Transcribe all of the data exactly. Omit the pictures.
───── THE RECORDS ─────
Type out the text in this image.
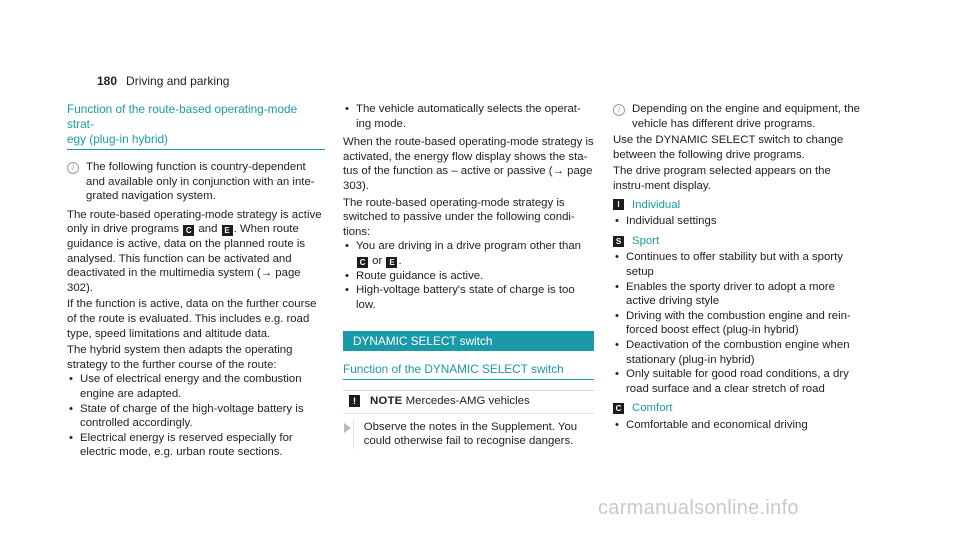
180 Driving and parking
Function of the route-based operating-mode strat-
egy (plug-in hybrid)
i	The following function is country-dependent and available only in conjunction with an inte-grated navigation system.

The route-based operating-mode strategy is active only in drive programs C and E . When route guidance is active, data on the planned route is analysed. This function can be activated and deactivated in the multimedia system (→ page 302).

If the function is active, data on the further course of the route is evaluated. This includes e.g. road type, speed limitations and altitude data.

The hybrid system then adapts the operating strategy to the further course of the route:

• Use of electrical energy and the combustion engine are adapted.
• State of charge of the high-voltage battery is controlled accordingly.
• Electrical energy is reserved especially for electric mode, e.g. urban route sections.
• The vehicle automatically selects the operat-ing mode.

When the route-based operating-mode strategy is activated, the energy flow display shows the sta-tus of the function as – active or passive (→ page 303).

The route-based operating-mode strategy is switched to passive under the following condi-tions:

• You are driving in a drive program other than C or E .
• Route guidance is active.
• High-voltage battery's state of charge is too low.
DYNAMIC SELECT switch
Function of the DYNAMIC SELECT switch
!	NOTE Mercedes-AMG vehicles

Observe the notes in the Supplement. You could otherwise fail to recognise dangers.

i	Depending on the engine and equipment, the vehicle has different drive programs.

Use the DYNAMIC SELECT switch to change between the following drive programs.

The drive program selected appears on the instru-ment display.

I	Individual
• Individual settings
S Sport
• Continues to offer stability but with a sporty setup
• Enables the sporty driver to adopt a more active driving style
• Driving with the combustion engine and rein-forced boost effect (plug-in hybrid)
• Deactivation of the combustion engine when stationary (plug-in hybrid)
• Only suitable for good road conditions, a dry road surface and a clear stretch of road
C Comfort
• Comfortable and economical driving
carmanualsonline.info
─────
__ANSWER TO THE EXERCISE__
Type out the text in this image.
180 Driving and parking
Function of the route-based operating-mode strat-
egy (plug-in hybrid)
i	The following function is country-dependent and available only in conjunction with an inte-grated navigation system.

The route-based operating-mode strategy is active only in drive programs C and E . When route guidance is active, data on the planned route is analysed. This function can be activated and deactivated in the multimedia system (→ page 302).

If the function is active, data on the further course of the route is evaluated. This includes e.g. road type, speed limitations and altitude data.

The hybrid system then adapts the operating strategy to the further course of the route:

• Use of electrical energy and the combustion engine are adapted.
• State of charge of the high-voltage battery is controlled accordingly.
• Electrical energy is reserved especially for electric mode, e.g. urban route sections.
• The vehicle automatically selects the operat-ing mode.

When the route-based operating-mode strategy is activated, the energy flow display shows the sta-tus of the function as – active or passive (→ page 303).

The route-based operating-mode strategy is switched to passive under the following condi-tions:

• You are driving in a drive program other than C or E .
• Route guidance is active.
• High-voltage battery's state of charge is too low.
DYNAMIC SELECT switch
Function of the DYNAMIC SELECT switch
!	NOTE Mercedes-AMG vehicles

Observe the notes in the Supplement. You could otherwise fail to recognise dangers.

i	Depending on the engine and equipment, the vehicle has different drive programs.

Use the DYNAMIC SELECT switch to change between the following drive programs.

The drive program selected appears on the instru-ment display.

I	Individual
• Individual settings
S Sport
• Continues to offer stability but with a sporty setup
• Enables the sporty driver to adopt a more active driving style
• Driving with the combustion engine and rein-forced boost effect (plug-in hybrid)
• Deactivation of the combustion engine when stationary (plug-in hybrid)
• Only suitable for good road conditions, a dry road surface and a clear stretch of road
C Comfort
• Comfortable and economical driving
carmanualsonline.info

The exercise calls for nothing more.